Task details: Give back every record exactly as it reads.

(Excerpts from a figure dataset)
========

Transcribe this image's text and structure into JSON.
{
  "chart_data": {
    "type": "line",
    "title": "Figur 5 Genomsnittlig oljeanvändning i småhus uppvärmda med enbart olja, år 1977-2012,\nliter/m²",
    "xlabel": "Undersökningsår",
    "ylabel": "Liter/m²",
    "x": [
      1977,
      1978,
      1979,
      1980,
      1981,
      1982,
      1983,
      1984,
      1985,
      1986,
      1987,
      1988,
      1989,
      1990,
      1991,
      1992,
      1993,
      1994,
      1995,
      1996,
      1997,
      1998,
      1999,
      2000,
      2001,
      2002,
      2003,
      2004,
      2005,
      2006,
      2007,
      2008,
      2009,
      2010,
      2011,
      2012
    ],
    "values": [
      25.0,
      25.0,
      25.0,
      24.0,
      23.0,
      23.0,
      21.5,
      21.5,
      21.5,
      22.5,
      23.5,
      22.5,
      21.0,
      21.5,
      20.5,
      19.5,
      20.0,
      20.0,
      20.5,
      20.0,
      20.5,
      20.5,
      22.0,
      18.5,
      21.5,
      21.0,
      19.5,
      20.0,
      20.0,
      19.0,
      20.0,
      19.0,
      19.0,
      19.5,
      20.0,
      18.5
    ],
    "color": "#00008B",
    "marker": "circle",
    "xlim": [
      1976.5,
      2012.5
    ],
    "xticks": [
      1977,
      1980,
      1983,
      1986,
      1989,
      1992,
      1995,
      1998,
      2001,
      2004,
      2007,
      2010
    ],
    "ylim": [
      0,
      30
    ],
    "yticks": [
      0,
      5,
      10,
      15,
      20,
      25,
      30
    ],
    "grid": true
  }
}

========

Solved problem:
Transcribe this image's text and structure into JSON.
{
  "chart_data": {
    "type": "line",
    "title": "Figur 5 Genomsnittlig oljeanvändning i småhus uppvärmda med enbart olja, år 1977-2012,\nliter/m²",
    "xlabel": "Undersökningsår",
    "ylabel": "Liter/m²",
    "x": [
      1977,
      1978,
      1979,
      1980,
      1981,
      1982,
      1983,
      1984,
      1985,
      1986,
      1987,
      1988,
      1989,
      1990,
      1991,
      1992,
      1993,
      1994,
      1995,
      1996,
      1997,
      1998,
      1999,
      2000,
      2001,
      2002,
      2003,
      2004,
      2005,
      2006,
      2007,
      2008,
      2009,
      2010,
      2011,
      2012
    ],
    "values": [
      25.0,
      25.0,
      25.0,
      24.0,
      23.0,
      23.0,
      21.5,
      21.5,
      21.5,
      22.5,
      23.5,
      22.5,
      21.0,
      21.5,
      20.5,
      19.5,
      20.0,
      20.0,
      20.5,
      20.0,
      20.5,
      20.5,
      22.0,
      18.5,
      21.5,
      21.0,
      19.5,
      20.0,
      20.0,
      19.0,
      20.0,
      19.0,
      19.0,
      19.5,
      20.0,
      18.5
    ],
    "color": "#00008B",
    "marker": "circle",
    "xlim": [
      1976.5,
      2012.5
    ],
    "xticks": [
      1977,
      1980,
      1983,
      1986,
      1989,
      1992,
      1995,
      1998,
      2001,
      2004,
      2007,
      2010
    ],
    "ylim": [
      0,
      30
    ],
    "yticks": [
      0,
      5,
      10,
      15,
      20,
      25,
      30
    ],
    "grid": true
  }
}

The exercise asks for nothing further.